##### Exercise materials

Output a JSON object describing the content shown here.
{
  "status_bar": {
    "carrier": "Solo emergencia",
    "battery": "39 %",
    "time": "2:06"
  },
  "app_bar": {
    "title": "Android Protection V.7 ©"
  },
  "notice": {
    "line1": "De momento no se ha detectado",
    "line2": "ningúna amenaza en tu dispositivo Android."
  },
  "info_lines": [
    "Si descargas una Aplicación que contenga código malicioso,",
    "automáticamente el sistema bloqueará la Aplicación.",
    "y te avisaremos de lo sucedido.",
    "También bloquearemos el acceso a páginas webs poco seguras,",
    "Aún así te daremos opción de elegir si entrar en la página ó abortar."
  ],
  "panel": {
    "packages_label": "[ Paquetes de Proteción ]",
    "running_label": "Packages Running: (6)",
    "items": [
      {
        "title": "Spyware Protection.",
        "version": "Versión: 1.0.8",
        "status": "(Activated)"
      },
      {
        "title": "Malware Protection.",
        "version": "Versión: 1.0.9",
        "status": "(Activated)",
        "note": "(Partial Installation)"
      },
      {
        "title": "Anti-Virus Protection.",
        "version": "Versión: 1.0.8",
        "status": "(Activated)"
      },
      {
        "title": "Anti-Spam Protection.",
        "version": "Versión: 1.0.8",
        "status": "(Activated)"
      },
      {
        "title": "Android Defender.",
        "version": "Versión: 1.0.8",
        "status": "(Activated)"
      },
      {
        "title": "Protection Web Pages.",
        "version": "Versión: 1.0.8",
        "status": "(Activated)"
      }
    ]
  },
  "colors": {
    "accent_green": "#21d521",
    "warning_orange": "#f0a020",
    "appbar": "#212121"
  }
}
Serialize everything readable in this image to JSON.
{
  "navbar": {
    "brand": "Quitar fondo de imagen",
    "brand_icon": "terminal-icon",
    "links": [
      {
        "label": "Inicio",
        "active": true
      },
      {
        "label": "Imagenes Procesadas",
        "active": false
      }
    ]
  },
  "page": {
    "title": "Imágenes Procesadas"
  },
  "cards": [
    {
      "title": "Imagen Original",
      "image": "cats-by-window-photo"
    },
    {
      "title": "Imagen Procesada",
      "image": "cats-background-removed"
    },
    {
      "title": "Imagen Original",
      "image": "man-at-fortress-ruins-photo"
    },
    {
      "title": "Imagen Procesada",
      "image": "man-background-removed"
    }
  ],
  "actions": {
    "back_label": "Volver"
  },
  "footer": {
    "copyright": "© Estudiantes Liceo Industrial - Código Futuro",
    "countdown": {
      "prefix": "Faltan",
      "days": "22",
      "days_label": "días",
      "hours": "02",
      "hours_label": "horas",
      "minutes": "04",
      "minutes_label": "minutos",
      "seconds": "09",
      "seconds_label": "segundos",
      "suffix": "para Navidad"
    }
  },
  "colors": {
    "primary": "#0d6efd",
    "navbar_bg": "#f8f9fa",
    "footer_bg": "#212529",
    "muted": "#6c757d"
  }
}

##########
##### Exercise materials

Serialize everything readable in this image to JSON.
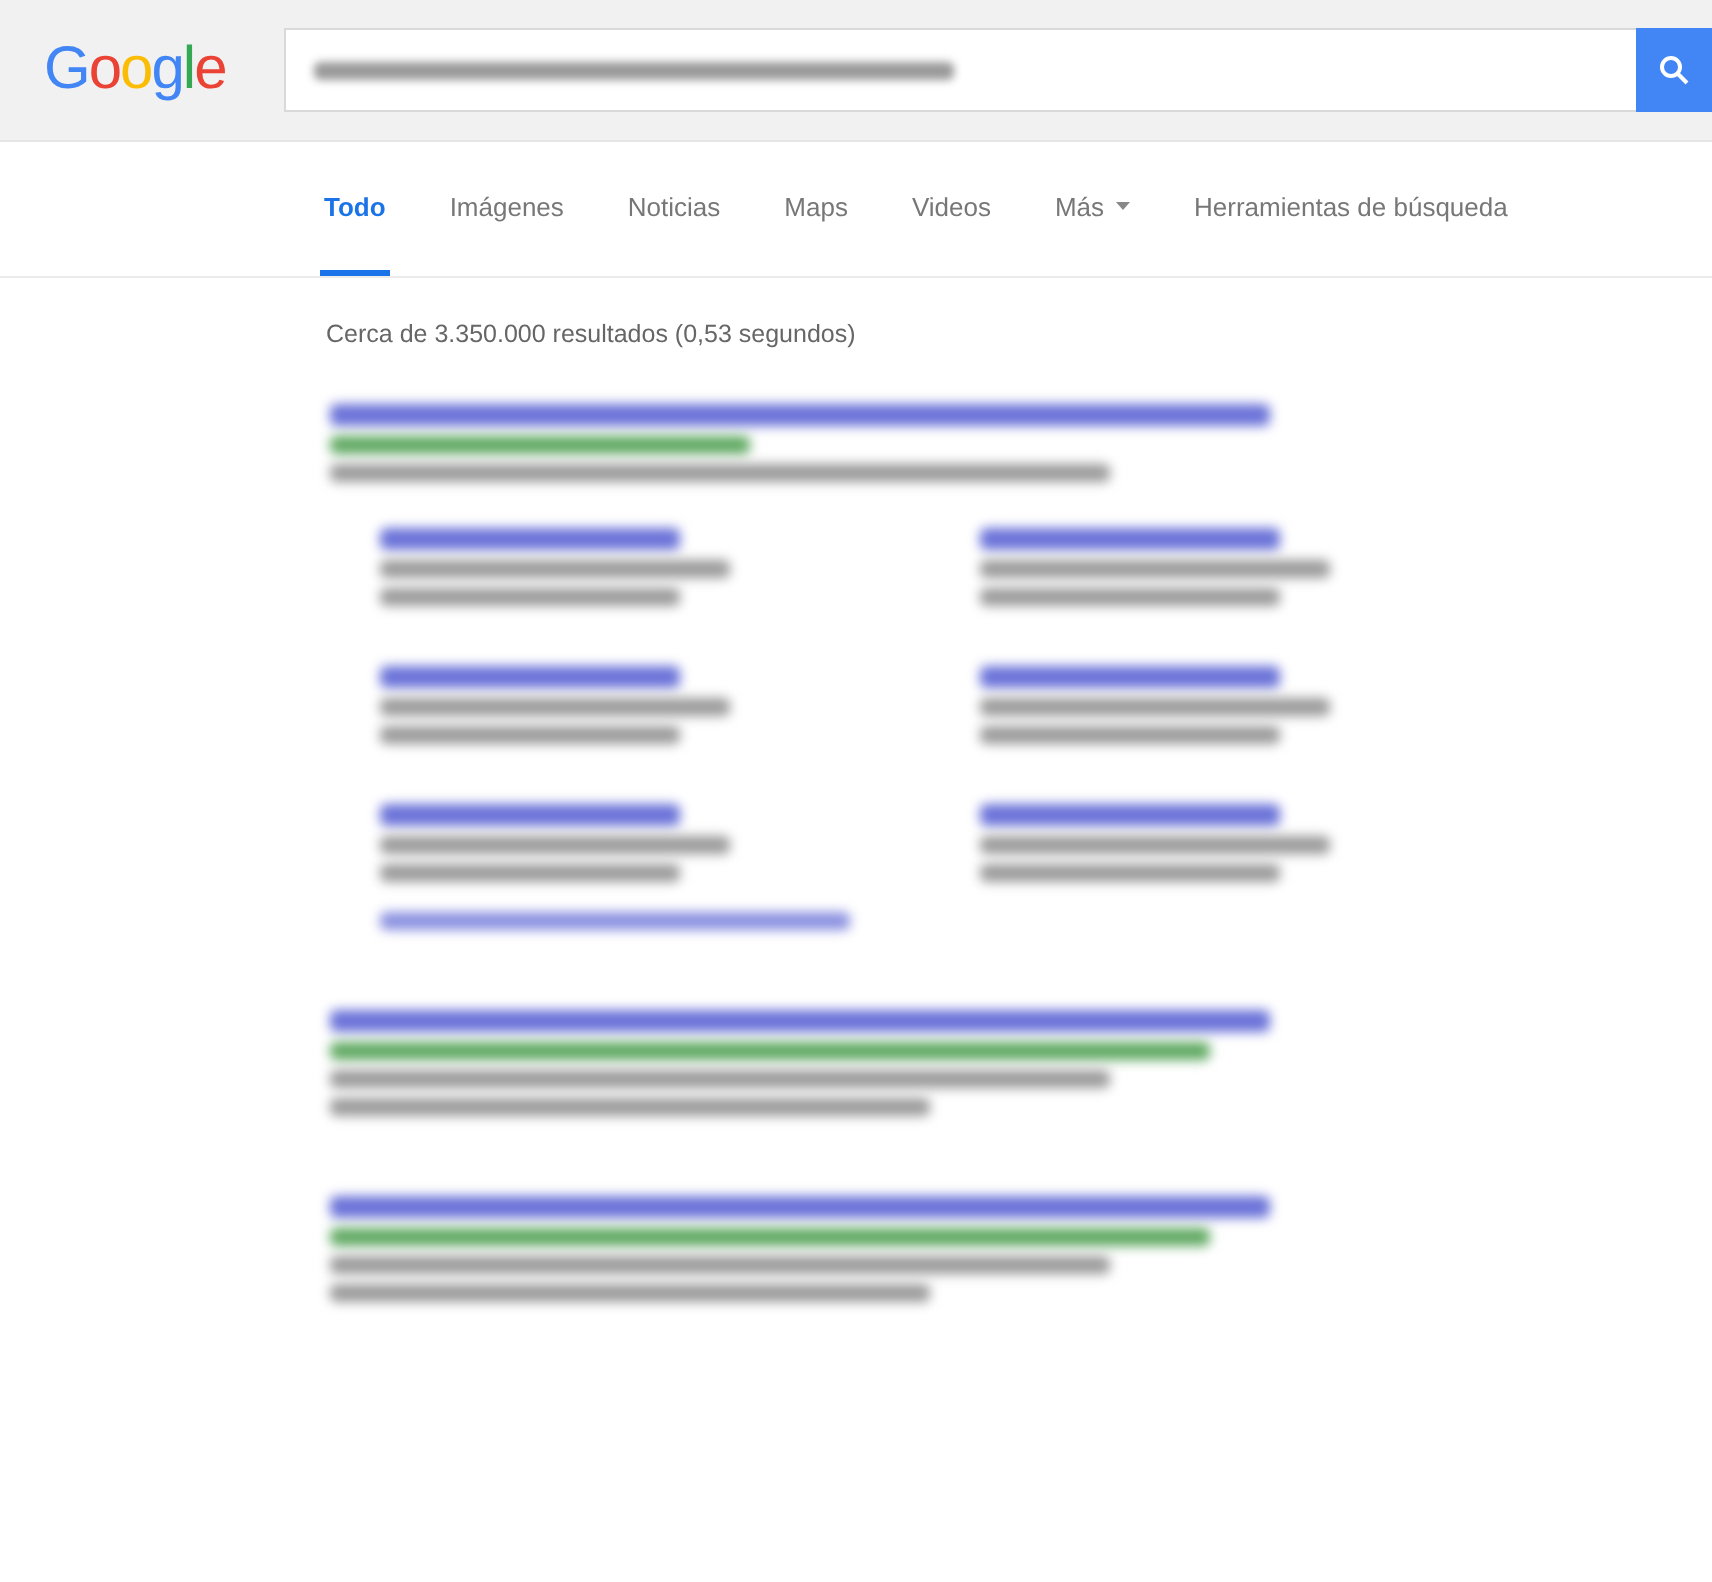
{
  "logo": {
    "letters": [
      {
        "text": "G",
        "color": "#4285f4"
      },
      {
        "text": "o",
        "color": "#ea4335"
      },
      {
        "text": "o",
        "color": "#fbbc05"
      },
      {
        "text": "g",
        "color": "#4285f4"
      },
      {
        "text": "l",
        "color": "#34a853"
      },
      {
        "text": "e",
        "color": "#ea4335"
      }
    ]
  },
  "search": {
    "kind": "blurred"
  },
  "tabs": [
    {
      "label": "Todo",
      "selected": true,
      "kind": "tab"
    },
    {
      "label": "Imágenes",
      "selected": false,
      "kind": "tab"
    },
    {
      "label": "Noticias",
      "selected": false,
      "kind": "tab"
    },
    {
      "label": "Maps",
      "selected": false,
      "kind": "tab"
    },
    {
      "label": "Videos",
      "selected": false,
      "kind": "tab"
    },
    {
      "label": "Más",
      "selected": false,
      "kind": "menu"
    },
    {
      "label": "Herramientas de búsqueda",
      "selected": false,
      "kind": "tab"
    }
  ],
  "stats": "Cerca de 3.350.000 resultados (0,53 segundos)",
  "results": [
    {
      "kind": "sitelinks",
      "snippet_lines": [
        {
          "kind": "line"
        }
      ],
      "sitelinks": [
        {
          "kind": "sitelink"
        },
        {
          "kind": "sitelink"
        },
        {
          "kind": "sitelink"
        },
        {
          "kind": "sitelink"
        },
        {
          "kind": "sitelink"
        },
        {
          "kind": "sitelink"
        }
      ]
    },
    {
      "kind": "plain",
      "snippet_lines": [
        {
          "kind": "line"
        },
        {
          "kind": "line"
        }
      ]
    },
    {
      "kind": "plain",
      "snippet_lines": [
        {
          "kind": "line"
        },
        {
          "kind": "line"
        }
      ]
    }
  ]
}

##########

State the number of lines above that hold the word "photo", and say nothing else.

2